# Required work
How many of the lines that follow contain the word "month"? Give only the number.

+--

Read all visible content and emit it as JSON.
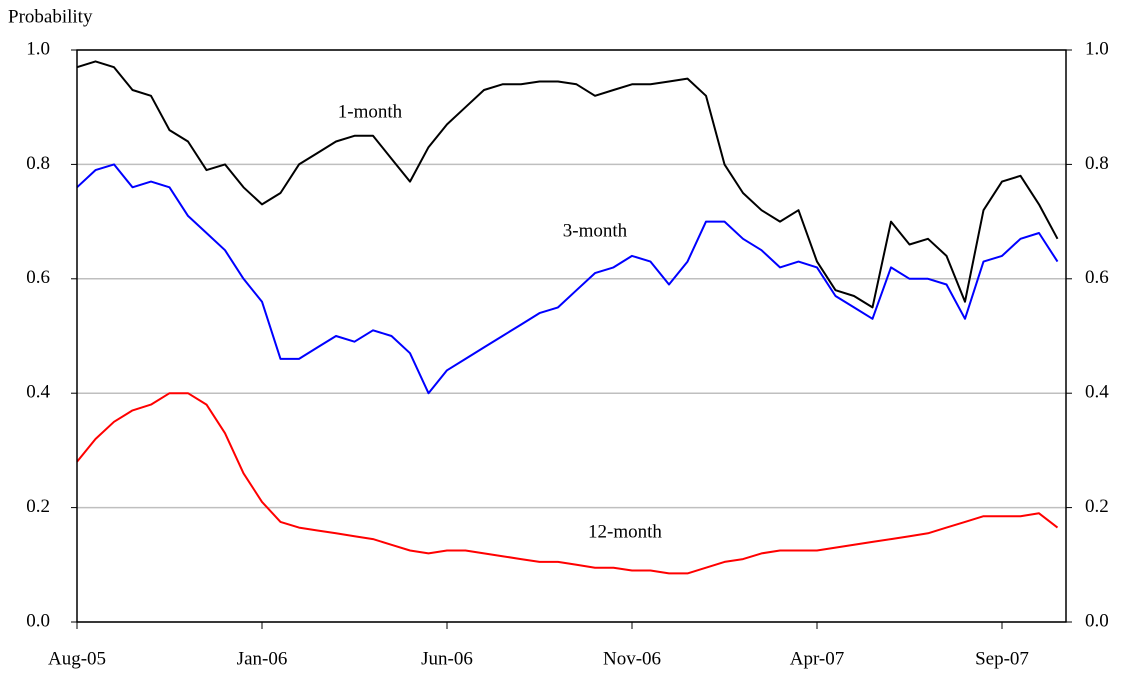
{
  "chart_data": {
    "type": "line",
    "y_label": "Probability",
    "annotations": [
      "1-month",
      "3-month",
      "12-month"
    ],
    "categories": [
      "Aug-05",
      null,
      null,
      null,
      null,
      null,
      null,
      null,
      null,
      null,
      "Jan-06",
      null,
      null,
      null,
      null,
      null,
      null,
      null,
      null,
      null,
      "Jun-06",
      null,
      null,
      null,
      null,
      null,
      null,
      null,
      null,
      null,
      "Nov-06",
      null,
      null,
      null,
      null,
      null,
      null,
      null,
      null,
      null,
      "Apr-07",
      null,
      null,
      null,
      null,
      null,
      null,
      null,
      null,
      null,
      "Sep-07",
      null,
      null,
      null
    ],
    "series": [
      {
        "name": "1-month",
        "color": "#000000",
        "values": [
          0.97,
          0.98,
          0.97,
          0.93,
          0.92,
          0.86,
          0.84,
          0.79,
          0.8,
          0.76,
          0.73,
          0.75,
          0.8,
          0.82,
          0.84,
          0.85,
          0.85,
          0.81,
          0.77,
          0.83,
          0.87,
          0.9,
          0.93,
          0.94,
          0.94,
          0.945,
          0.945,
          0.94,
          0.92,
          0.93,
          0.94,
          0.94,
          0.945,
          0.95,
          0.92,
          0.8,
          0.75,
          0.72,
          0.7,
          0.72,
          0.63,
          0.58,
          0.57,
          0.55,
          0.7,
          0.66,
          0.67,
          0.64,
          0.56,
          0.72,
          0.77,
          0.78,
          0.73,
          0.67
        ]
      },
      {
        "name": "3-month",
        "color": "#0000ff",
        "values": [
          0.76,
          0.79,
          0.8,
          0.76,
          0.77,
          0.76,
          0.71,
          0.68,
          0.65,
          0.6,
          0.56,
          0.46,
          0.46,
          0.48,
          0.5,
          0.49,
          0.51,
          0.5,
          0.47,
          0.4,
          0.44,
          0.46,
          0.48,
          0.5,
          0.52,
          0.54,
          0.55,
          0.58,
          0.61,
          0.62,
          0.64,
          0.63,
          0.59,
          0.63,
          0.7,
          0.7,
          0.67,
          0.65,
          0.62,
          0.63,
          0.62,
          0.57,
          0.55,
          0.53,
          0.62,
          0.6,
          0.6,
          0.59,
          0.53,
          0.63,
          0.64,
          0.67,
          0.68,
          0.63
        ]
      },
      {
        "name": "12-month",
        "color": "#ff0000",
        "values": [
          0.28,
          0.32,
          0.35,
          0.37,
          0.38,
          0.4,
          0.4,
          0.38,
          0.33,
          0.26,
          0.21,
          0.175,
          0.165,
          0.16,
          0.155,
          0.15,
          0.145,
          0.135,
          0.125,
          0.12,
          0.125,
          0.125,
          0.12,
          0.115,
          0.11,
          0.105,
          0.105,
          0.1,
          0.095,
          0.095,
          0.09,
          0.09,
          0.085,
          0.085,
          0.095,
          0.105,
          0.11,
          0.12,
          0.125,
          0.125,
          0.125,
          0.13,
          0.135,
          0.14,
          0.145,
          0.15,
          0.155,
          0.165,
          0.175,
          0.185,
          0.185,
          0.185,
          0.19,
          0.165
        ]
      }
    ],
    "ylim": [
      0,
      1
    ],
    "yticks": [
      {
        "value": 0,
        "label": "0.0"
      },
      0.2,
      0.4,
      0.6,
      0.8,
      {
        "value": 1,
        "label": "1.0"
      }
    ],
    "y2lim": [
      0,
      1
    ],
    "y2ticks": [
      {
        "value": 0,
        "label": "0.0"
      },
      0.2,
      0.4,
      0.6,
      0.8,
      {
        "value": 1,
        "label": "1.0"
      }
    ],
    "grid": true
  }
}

+--

# Task response
6